- _DATA SECTION_:
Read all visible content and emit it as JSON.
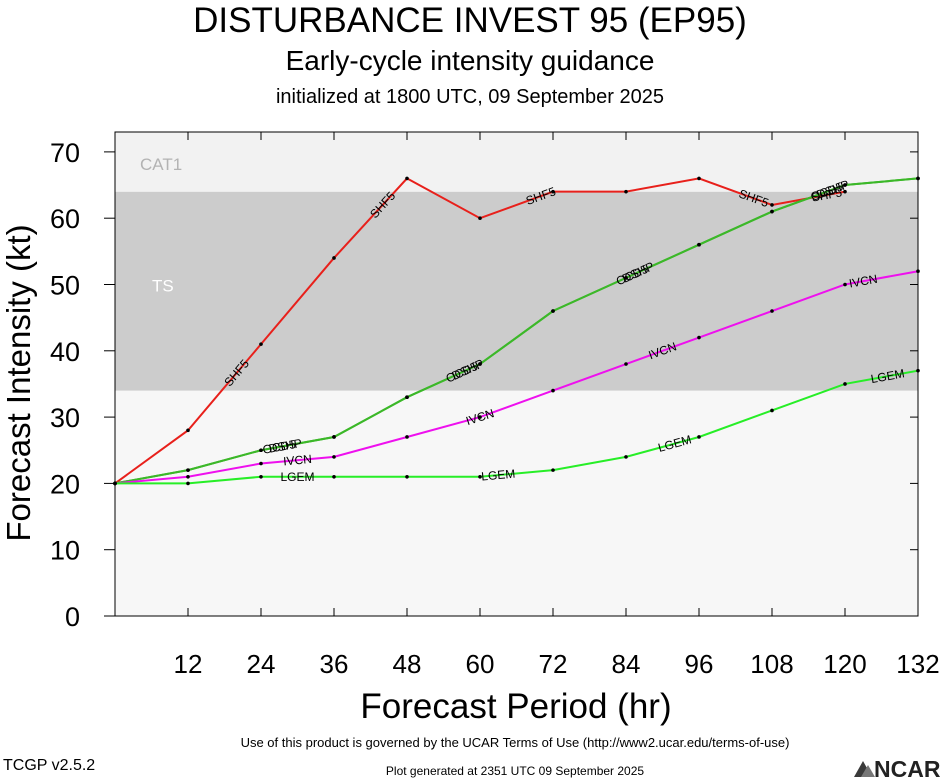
{
  "header": {
    "title": "DISTURBANCE INVEST 95 (EP95)",
    "subtitle": "Early-cycle intensity guidance",
    "initialized": "initialized at 1800 UTC, 09 September 2025"
  },
  "footer": {
    "terms": "Use of this product is governed by the UCAR Terms of Use (http://www2.ucar.edu/terms-of-use)",
    "version": "TCGP v2.5.2",
    "generated": "Plot generated at 2351 UTC   09 September 2025",
    "logo_text": "NCAR"
  },
  "chart_data": {
    "type": "line",
    "xlabel": "Forecast Period (hr)",
    "ylabel": "Forecast Intensity (kt)",
    "xlim": [
      0,
      132
    ],
    "ylim": [
      0,
      70
    ],
    "xticks": [
      12,
      24,
      36,
      48,
      60,
      72,
      84,
      96,
      108,
      120,
      132
    ],
    "yticks": [
      0,
      10,
      20,
      30,
      40,
      50,
      60,
      70
    ],
    "bands": [
      {
        "label": "TS",
        "from": 34,
        "to": 64,
        "color": "#cccccc"
      },
      {
        "label": "CAT1",
        "from": 64,
        "to": 73,
        "color": "#f2f2f2"
      }
    ],
    "series": [
      {
        "name": "SHF5",
        "color": "#e8201b",
        "x": [
          0,
          12,
          24,
          36,
          48,
          60,
          72,
          84,
          96,
          108,
          120
        ],
        "y": [
          20,
          28,
          41,
          54,
          66,
          60,
          64,
          64,
          66,
          62,
          64
        ],
        "label_x": [
          20,
          44,
          70,
          105,
          117
        ]
      },
      {
        "name": "DSHP",
        "color": "#3cb829",
        "x": [
          0,
          12,
          24,
          36,
          48,
          60,
          72,
          84,
          96,
          108,
          120,
          132
        ],
        "y": [
          20,
          22,
          25,
          27,
          33,
          38,
          46,
          51,
          56,
          61,
          65,
          66
        ],
        "label_x": [
          28,
          58,
          86,
          118
        ]
      },
      {
        "name": "OCD5",
        "color": "#3cb829",
        "x": [
          0,
          12,
          24,
          36,
          48,
          60,
          72,
          84,
          96,
          108,
          120,
          132
        ],
        "y": [
          20,
          22,
          25,
          27,
          33,
          38,
          46,
          51,
          56,
          61,
          65,
          66
        ],
        "label_x": [
          27,
          57,
          85,
          117
        ]
      },
      {
        "name": "IVCN",
        "color": "#ee10ee",
        "x": [
          0,
          12,
          24,
          36,
          48,
          60,
          72,
          84,
          96,
          108,
          120,
          132
        ],
        "y": [
          20,
          21,
          23,
          24,
          27,
          30,
          34,
          38,
          42,
          46,
          50,
          52
        ],
        "label_x": [
          30,
          60,
          90,
          123
        ]
      },
      {
        "name": "LGEM",
        "color": "#27ee27",
        "x": [
          0,
          12,
          24,
          36,
          48,
          60,
          72,
          84,
          96,
          108,
          120,
          132
        ],
        "y": [
          20,
          20,
          21,
          21,
          21,
          21,
          22,
          24,
          27,
          31,
          35,
          37
        ],
        "label_x": [
          30,
          63,
          92,
          127
        ]
      }
    ]
  }
}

- _WORK INSTRUCTIONS_:
Without the pictures, write out every entry precisely as it appears.

- _COMPLETED TASK_:
Read all visible content and emit it as JSON.
{
  "header": {
    "title": "DISTURBANCE INVEST 95 (EP95)",
    "subtitle": "Early-cycle intensity guidance",
    "initialized": "initialized at 1800 UTC, 09 September 2025"
  },
  "footer": {
    "terms": "Use of this product is governed by the UCAR Terms of Use (http://www2.ucar.edu/terms-of-use)",
    "version": "TCGP v2.5.2",
    "generated": "Plot generated at 2351 UTC   09 September 2025",
    "logo_text": "NCAR"
  },
  "chart_data": {
    "type": "line",
    "xlabel": "Forecast Period (hr)",
    "ylabel": "Forecast Intensity (kt)",
    "xlim": [
      0,
      132
    ],
    "ylim": [
      0,
      70
    ],
    "xticks": [
      12,
      24,
      36,
      48,
      60,
      72,
      84,
      96,
      108,
      120,
      132
    ],
    "yticks": [
      0,
      10,
      20,
      30,
      40,
      50,
      60,
      70
    ],
    "bands": [
      {
        "label": "TS",
        "from": 34,
        "to": 64,
        "color": "#cccccc"
      },
      {
        "label": "CAT1",
        "from": 64,
        "to": 73,
        "color": "#f2f2f2"
      }
    ],
    "series": [
      {
        "name": "SHF5",
        "color": "#e8201b",
        "x": [
          0,
          12,
          24,
          36,
          48,
          60,
          72,
          84,
          96,
          108,
          120
        ],
        "y": [
          20,
          28,
          41,
          54,
          66,
          60,
          64,
          64,
          66,
          62,
          64
        ],
        "label_x": [
          20,
          44,
          70,
          105,
          117
        ]
      },
      {
        "name": "DSHP",
        "color": "#3cb829",
        "x": [
          0,
          12,
          24,
          36,
          48,
          60,
          72,
          84,
          96,
          108,
          120,
          132
        ],
        "y": [
          20,
          22,
          25,
          27,
          33,
          38,
          46,
          51,
          56,
          61,
          65,
          66
        ],
        "label_x": [
          28,
          58,
          86,
          118
        ]
      },
      {
        "name": "OCD5",
        "color": "#3cb829",
        "x": [
          0,
          12,
          24,
          36,
          48,
          60,
          72,
          84,
          96,
          108,
          120,
          132
        ],
        "y": [
          20,
          22,
          25,
          27,
          33,
          38,
          46,
          51,
          56,
          61,
          65,
          66
        ],
        "label_x": [
          27,
          57,
          85,
          117
        ]
      },
      {
        "name": "IVCN",
        "color": "#ee10ee",
        "x": [
          0,
          12,
          24,
          36,
          48,
          60,
          72,
          84,
          96,
          108,
          120,
          132
        ],
        "y": [
          20,
          21,
          23,
          24,
          27,
          30,
          34,
          38,
          42,
          46,
          50,
          52
        ],
        "label_x": [
          30,
          60,
          90,
          123
        ]
      },
      {
        "name": "LGEM",
        "color": "#27ee27",
        "x": [
          0,
          12,
          24,
          36,
          48,
          60,
          72,
          84,
          96,
          108,
          120,
          132
        ],
        "y": [
          20,
          20,
          21,
          21,
          21,
          21,
          22,
          24,
          27,
          31,
          35,
          37
        ],
        "label_x": [
          30,
          63,
          92,
          127
        ]
      }
    ]
  }
}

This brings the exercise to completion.